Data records
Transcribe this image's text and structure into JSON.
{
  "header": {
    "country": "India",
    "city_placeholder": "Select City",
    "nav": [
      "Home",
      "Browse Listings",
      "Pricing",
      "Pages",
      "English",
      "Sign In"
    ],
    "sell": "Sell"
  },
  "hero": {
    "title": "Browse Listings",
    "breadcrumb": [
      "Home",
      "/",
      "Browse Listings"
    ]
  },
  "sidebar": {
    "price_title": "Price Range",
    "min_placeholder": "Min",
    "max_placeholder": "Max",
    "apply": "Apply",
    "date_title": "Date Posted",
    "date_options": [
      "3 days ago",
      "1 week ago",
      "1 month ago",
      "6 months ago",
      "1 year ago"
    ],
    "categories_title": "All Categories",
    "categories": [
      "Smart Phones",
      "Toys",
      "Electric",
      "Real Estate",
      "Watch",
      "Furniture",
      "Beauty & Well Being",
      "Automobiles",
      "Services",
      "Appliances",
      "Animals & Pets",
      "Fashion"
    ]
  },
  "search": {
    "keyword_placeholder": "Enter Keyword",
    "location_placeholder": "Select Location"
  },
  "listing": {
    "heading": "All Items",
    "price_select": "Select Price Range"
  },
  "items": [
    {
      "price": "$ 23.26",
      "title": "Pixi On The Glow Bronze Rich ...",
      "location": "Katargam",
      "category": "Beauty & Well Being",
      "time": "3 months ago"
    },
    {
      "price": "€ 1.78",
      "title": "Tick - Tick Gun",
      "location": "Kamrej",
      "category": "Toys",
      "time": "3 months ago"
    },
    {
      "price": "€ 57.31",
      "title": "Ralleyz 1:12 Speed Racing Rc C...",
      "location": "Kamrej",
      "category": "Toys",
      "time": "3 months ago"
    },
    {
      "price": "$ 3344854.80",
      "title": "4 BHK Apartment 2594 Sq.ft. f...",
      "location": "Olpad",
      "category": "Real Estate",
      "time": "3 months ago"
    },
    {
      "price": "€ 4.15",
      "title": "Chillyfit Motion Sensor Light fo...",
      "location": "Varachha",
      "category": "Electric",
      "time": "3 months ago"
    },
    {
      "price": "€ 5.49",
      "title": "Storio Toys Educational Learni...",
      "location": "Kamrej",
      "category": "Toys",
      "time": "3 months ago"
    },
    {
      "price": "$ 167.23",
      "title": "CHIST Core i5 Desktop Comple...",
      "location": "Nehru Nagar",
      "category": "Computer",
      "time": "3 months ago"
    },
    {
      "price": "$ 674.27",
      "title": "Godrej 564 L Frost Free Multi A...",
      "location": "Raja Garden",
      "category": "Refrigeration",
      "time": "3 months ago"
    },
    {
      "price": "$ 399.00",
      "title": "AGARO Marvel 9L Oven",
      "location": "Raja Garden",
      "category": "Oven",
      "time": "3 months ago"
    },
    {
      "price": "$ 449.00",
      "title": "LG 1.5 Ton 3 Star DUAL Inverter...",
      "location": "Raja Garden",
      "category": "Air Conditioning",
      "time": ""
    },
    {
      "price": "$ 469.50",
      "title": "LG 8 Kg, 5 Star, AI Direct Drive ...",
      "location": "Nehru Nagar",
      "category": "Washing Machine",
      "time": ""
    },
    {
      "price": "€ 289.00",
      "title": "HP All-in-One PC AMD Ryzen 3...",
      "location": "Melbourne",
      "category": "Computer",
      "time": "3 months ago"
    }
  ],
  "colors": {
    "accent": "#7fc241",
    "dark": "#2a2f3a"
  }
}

▶ Task description
Reproduce the complete data exactly as presented above.

▶ Expected output
Transcribe this image's text and structure into JSON.
{
  "header": {
    "country": "India",
    "city_placeholder": "Select City",
    "nav": [
      "Home",
      "Browse Listings",
      "Pricing",
      "Pages",
      "English",
      "Sign In"
    ],
    "sell": "Sell"
  },
  "hero": {
    "title": "Browse Listings",
    "breadcrumb": [
      "Home",
      "/",
      "Browse Listings"
    ]
  },
  "sidebar": {
    "price_title": "Price Range",
    "min_placeholder": "Min",
    "max_placeholder": "Max",
    "apply": "Apply",
    "date_title": "Date Posted",
    "date_options": [
      "3 days ago",
      "1 week ago",
      "1 month ago",
      "6 months ago",
      "1 year ago"
    ],
    "categories_title": "All Categories",
    "categories": [
      "Smart Phones",
      "Toys",
      "Electric",
      "Real Estate",
      "Watch",
      "Furniture",
      "Beauty & Well Being",
      "Automobiles",
      "Services",
      "Appliances",
      "Animals & Pets",
      "Fashion"
    ]
  },
  "search": {
    "keyword_placeholder": "Enter Keyword",
    "location_placeholder": "Select Location"
  },
  "listing": {
    "heading": "All Items",
    "price_select": "Select Price Range"
  },
  "items": [
    {
      "price": "$ 23.26",
      "title": "Pixi On The Glow Bronze Rich ...",
      "location": "Katargam",
      "category": "Beauty & Well Being",
      "time": "3 months ago"
    },
    {
      "price": "€ 1.78",
      "title": "Tick - Tick Gun",
      "location": "Kamrej",
      "category": "Toys",
      "time": "3 months ago"
    },
    {
      "price": "€ 57.31",
      "title": "Ralleyz 1:12 Speed Racing Rc C...",
      "location": "Kamrej",
      "category": "Toys",
      "time": "3 months ago"
    },
    {
      "price": "$ 3344854.80",
      "title": "4 BHK Apartment 2594 Sq.ft. f...",
      "location": "Olpad",
      "category": "Real Estate",
      "time": "3 months ago"
    },
    {
      "price": "€ 4.15",
      "title": "Chillyfit Motion Sensor Light fo...",
      "location": "Varachha",
      "category": "Electric",
      "time": "3 months ago"
    },
    {
      "price": "€ 5.49",
      "title": "Storio Toys Educational Learni...",
      "location": "Kamrej",
      "category": "Toys",
      "time": "3 months ago"
    },
    {
      "price": "$ 167.23",
      "title": "CHIST Core i5 Desktop Comple...",
      "location": "Nehru Nagar",
      "category": "Computer",
      "time": "3 months ago"
    },
    {
      "price": "$ 674.27",
      "title": "Godrej 564 L Frost Free Multi A...",
      "location": "Raja Garden",
      "category": "Refrigeration",
      "time": "3 months ago"
    },
    {
      "price": "$ 399.00",
      "title": "AGARO Marvel 9L Oven",
      "location": "Raja Garden",
      "category": "Oven",
      "time": "3 months ago"
    },
    {
      "price": "$ 449.00",
      "title": "LG 1.5 Ton 3 Star DUAL Inverter...",
      "location": "Raja Garden",
      "category": "Air Conditioning",
      "time": ""
    },
    {
      "price": "$ 469.50",
      "title": "LG 8 Kg, 5 Star, AI Direct Drive ...",
      "location": "Nehru Nagar",
      "category": "Washing Machine",
      "time": ""
    },
    {
      "price": "€ 289.00",
      "title": "HP All-in-One PC AMD Ryzen 3...",
      "location": "Melbourne",
      "category": "Computer",
      "time": "3 months ago"
    }
  ],
  "colors": {
    "accent": "#7fc241",
    "dark": "#2a2f3a"
  }
}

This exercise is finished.